(Data records)
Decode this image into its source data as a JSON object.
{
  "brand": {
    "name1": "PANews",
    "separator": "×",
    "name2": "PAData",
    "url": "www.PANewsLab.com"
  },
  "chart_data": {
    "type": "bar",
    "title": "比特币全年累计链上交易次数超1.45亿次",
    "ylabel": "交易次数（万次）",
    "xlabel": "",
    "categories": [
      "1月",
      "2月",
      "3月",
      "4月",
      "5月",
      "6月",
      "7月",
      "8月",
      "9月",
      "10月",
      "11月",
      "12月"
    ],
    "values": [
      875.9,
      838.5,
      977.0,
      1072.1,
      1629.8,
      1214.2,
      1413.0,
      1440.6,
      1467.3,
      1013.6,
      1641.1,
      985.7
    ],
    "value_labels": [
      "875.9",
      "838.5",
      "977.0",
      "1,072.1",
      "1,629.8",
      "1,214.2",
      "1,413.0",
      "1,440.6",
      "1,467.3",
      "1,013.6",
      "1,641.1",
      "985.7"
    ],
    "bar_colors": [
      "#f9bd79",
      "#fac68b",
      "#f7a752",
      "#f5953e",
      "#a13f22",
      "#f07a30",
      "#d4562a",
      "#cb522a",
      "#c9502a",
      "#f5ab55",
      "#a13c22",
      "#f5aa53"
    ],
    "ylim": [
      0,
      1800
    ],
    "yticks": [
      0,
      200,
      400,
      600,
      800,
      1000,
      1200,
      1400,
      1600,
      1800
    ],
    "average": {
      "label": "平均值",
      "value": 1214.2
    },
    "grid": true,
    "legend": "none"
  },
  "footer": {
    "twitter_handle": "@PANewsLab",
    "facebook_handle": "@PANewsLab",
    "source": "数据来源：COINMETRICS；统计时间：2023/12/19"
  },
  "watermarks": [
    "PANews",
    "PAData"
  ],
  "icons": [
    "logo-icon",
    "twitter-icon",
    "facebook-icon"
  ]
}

INSTRUCTION:
Go back to the listing above and please repeat it exactly.

TASK RESULT:
Decode this image into its source data as a JSON object.
{
  "brand": {
    "name1": "PANews",
    "separator": "×",
    "name2": "PAData",
    "url": "www.PANewsLab.com"
  },
  "chart_data": {
    "type": "bar",
    "title": "比特币全年累计链上交易次数超1.45亿次",
    "ylabel": "交易次数（万次）",
    "xlabel": "",
    "categories": [
      "1月",
      "2月",
      "3月",
      "4月",
      "5月",
      "6月",
      "7月",
      "8月",
      "9月",
      "10月",
      "11月",
      "12月"
    ],
    "values": [
      875.9,
      838.5,
      977.0,
      1072.1,
      1629.8,
      1214.2,
      1413.0,
      1440.6,
      1467.3,
      1013.6,
      1641.1,
      985.7
    ],
    "value_labels": [
      "875.9",
      "838.5",
      "977.0",
      "1,072.1",
      "1,629.8",
      "1,214.2",
      "1,413.0",
      "1,440.6",
      "1,467.3",
      "1,013.6",
      "1,641.1",
      "985.7"
    ],
    "bar_colors": [
      "#f9bd79",
      "#fac68b",
      "#f7a752",
      "#f5953e",
      "#a13f22",
      "#f07a30",
      "#d4562a",
      "#cb522a",
      "#c9502a",
      "#f5ab55",
      "#a13c22",
      "#f5aa53"
    ],
    "ylim": [
      0,
      1800
    ],
    "yticks": [
      0,
      200,
      400,
      600,
      800,
      1000,
      1200,
      1400,
      1600,
      1800
    ],
    "average": {
      "label": "平均值",
      "value": 1214.2
    },
    "grid": true,
    "legend": "none"
  },
  "footer": {
    "twitter_handle": "@PANewsLab",
    "facebook_handle": "@PANewsLab",
    "source": "数据来源：COINMETRICS；统计时间：2023/12/19"
  },
  "watermarks": [
    "PANews",
    "PAData"
  ],
  "icons": [
    "logo-icon",
    "twitter-icon",
    "facebook-icon"
  ]
}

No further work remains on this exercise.